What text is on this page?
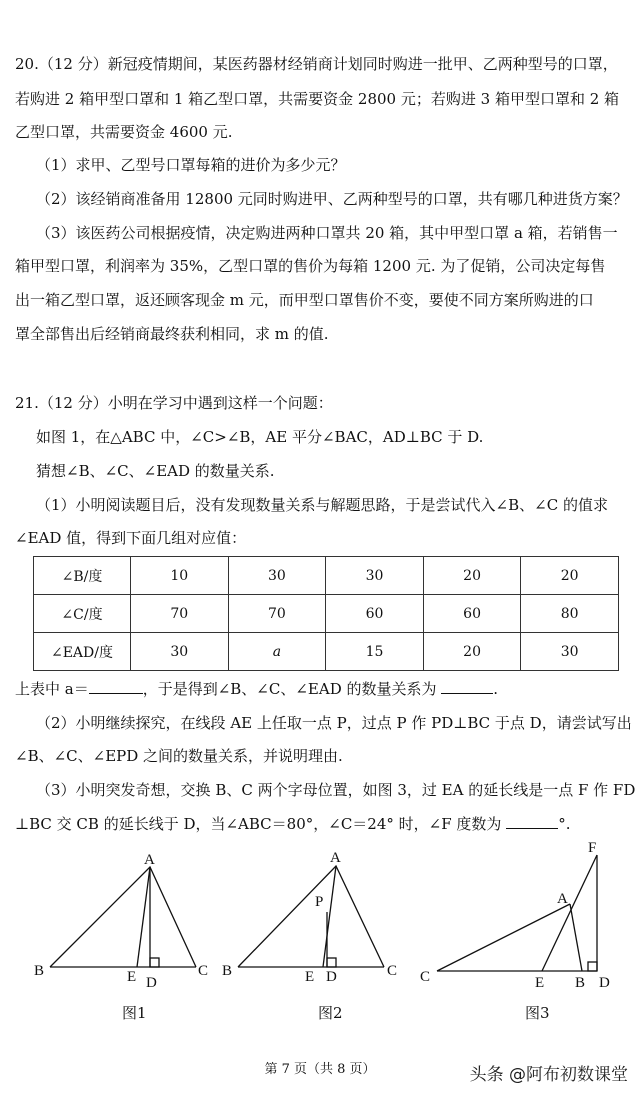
20.（12 分）新冠疫情期间，某医药器材经销商计划同时购进一批甲、乙两种型号的口罩，
若购进 2 箱甲型口罩和 1 箱乙型口罩，共需要资金 2800 元；若购进 3 箱甲型口罩和 2 箱
乙型口罩，共需要资金 4600 元.
（1）求甲、乙型号口罩每箱的进价为多少元？
（2）该经销商准备用 12800 元同时购进甲、乙两种型号的口罩，共有哪几种进货方案？
（3）该医药公司根据疫情，决定购进两种口罩共 20 箱，其中甲型口罩 a 箱，若销售一
箱甲型口罩，利润率为 35%，乙型口罩的售价为每箱 1200 元. 为了促销，公司决定每售
出一箱乙型口罩，返还顾客现金 m 元，而甲型口罩售价不变，要使不同方案所购进的口
罩全部售出后经销商最终获利相同，求 m 的值.
21.（12 分）小明在学习中遇到这样一个问题：
如图 1，在△ABC 中，∠C>∠B，AE 平分∠BAC，AD⊥BC 于 D.
猜想∠B、∠C、∠EAD 的数量关系.
（1）小明阅读题目后，没有发现数量关系与解题思路，于是尝试代入∠B、∠C 的值求
∠EAD 值，得到下面几组对应值：
∠B/度	10	30	30	20	20
∠C/度	70	70	60	60	80
∠EAD/度	30	a	15	20	30
上表中 a＝	，于是得到∠B、∠C、∠EAD 的数量关系为	.
（2）小明继续探究，在线段 AE 上任取一点 P，过点 P 作 PD⊥BC 于点 D，请尝试写出
∠B、∠C、∠EPD 之间的数量关系，并说明理由.
（3）小明突发奇想，交换 B、C 两个字母位置，如图 3，过 EA 的延长线是一点 F 作 FD
⊥BC 交 CB 的延长线于 D，当∠ABC＝80°，∠C＝24° 时，∠F 度数为	°.
A
B	C
E D
A
P
B	C
E D
F
A
C	E B D
图1	图2	图3
第 7 页（共 8 页）	头条 @阿布初数课堂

· · ·

- **Stated problem**: Pull out all lines from the entries above that include the word "共需要资金".

- **Final result**:
若购进 2 箱甲型口罩和 1 箱乙型口罩，共需要资金 2800 元；若购进 3 箱甲型口罩和 2 箱
乙型口罩，共需要资金 4600 元.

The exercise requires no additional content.